• POLECENIE DO WYKONANIA
Kontynuuj tekst o kłopotach z dwoma świeżo zamontowanymi urządzeniami do grzania pomieszczeń, zaczynając zaraz po jego ostatnim zdaniu.

• FRAGMENT TEKSTU
Witam
na wstępie chciałbym zaznaczyć iż jestem użytkownikiem/laikiem wspomnianych urządzeń - świeżo zainstalowanych z myślą o grzaniu pomieszczeń.
I niestety jestem od razu posiadaczem problemów z dwoma sztukami.
Montażu dokonywałem "samodzielnie" - tzn podwiesiłem jednostki, wywierciłem dziurę w ścianie, poprowadziłem kable. Rury i uruchomienie zostawiłem specom.
Ponieważ jestem chemikiem i międzyinnymi kiedyś miałem takie zajęcia jak chłodnictwo, z przyjemnością popatrzyłem na to co robil spece, w sumie z czystej ciekawości. A jak się zaczęły kłopoty to już po to aby cokolwiek wiedzieć. I tak:
Jedno urządzenie "pracuje" znośnie. Manometr pokazuje w trybie grzania na rurze gazowej temp 22st (r410), nie pamiętam w tej chwili cisnienia, ale to na pewno wiece (coś koło 2psi?), rura gazowa ma faktycznie koło 20st, rura cieczowa na pewno mniej, wewnątz sobie coś tam dmucha, kole 18st na termometrze na wywiewie.
Dodam że temperatura na zewnątrz -7, -8 a "gwarantowana" temperatura pracy -9stC. W spoczynku pierwotnie instalatorzy twierdzili że jest trochę za niskie ciśnienie(w obydwu jednostkach - twierdzili że mogło być fabrycznie za mało - instalacja ma 2 i 2,5m...), ale w końcu nie dobili twierdząc że jest ok i zasłaniając się tym że w temperaturze -9st manometry mogą przekłamywać, co w sumie moim zdaniem trochę racji ma, bo dobijanie czynnika na drugim urządzeniu zakończyło sie przeładowaniem, choć ponoć ciśnienie było wciąż za małe (i faktycznie nie było wysyoko)
Więc w sumie to urządzenie jestem w stanie zrozumieć - jest niska temperatura to sprawność pewnie będzie znikoma. A jak było tak -5 -3, to chyba coś kole 10st zrobiło w pomieszczeniu, które ma dziur (w sensie w drzwiach) i otwarte jest na kotłownię. Dodam że moc grzania 3,7kw a pomieszczenie ma 30m + 12 kotłownia, więc ogólnie jest za mała, ale to jeszcze będziemy drzwi wstawiali do kotłowni i trochę się popracuje nad ulepszeniem.
Pytanie moje brzmi - czy ktoś z doświadczeniem może powiedzieć - tak - te temperatury w tych warunkach są ok, pracuje w porządku i nie ma się czym przejmować?

(Zapisy adnotacji przestrzennych)
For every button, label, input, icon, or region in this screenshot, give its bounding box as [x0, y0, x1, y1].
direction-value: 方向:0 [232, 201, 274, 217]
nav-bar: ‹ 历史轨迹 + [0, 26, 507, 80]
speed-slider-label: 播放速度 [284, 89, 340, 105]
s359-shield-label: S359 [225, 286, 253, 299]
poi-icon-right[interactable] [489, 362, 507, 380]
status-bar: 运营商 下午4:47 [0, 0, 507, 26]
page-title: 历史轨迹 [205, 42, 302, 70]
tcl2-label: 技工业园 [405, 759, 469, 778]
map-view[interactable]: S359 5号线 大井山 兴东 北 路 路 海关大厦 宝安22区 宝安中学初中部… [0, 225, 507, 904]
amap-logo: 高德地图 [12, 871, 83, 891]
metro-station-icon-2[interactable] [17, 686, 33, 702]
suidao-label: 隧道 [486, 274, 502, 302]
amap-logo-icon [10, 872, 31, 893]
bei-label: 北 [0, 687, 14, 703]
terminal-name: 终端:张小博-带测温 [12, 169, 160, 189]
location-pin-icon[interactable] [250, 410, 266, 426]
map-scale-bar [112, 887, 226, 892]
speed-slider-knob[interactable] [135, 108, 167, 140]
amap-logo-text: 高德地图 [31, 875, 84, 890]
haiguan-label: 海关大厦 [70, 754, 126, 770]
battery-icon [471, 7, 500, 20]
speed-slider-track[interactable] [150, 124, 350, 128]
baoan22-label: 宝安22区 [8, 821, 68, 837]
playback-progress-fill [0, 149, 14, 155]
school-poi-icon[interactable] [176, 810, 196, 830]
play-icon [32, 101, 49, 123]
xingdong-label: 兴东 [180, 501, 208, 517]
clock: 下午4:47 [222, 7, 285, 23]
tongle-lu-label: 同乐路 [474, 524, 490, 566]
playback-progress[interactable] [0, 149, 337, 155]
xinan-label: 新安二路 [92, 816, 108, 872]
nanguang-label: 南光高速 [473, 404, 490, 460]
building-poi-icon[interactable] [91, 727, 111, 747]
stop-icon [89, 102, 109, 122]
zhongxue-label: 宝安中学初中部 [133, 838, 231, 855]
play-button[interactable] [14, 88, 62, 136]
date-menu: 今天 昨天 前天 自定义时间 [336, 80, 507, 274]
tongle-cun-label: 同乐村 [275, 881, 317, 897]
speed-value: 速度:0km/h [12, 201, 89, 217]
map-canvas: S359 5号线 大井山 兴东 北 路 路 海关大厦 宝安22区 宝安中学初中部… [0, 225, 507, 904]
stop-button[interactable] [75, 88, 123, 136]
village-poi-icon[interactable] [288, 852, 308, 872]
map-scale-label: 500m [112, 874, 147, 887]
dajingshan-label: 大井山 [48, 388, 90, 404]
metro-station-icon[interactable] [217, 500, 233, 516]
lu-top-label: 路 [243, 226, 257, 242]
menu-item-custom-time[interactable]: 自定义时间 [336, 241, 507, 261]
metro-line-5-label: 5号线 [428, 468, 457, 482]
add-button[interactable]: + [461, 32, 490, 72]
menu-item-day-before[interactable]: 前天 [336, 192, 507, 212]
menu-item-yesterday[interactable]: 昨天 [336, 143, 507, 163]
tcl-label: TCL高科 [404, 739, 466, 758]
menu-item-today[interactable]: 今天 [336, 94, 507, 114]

• WYNIK ĆWICZENIA
Drugie urządzenie ma się sporo gorzej.
Praca na grzaniu wygląda następująca. Załącza się sprężarka , tłoczy gaz, gura gazowa jest ciepła wręcz gorąca - na manometrze pokazywało chyba coś ok 45st i faktycznie jest gorąca, aż do wejścia do parownika. W każdym razie sprężarka pracuje jakieś 2-3 minuty, robi się cieplejsza ale nie gorąca rura cieczowa, załącza się nadmuch jednostki wewnętrznej który trwa ok.. 1minuty. W tym czasie rura gazowa jest nadal gorąca, a rura cieczowa robi się zimniutka - może nie lodowata, ale para z ust się wykrapla i jednostka wewnętrzna staje. Na 2,3,4 minuty i cykl się powtarza.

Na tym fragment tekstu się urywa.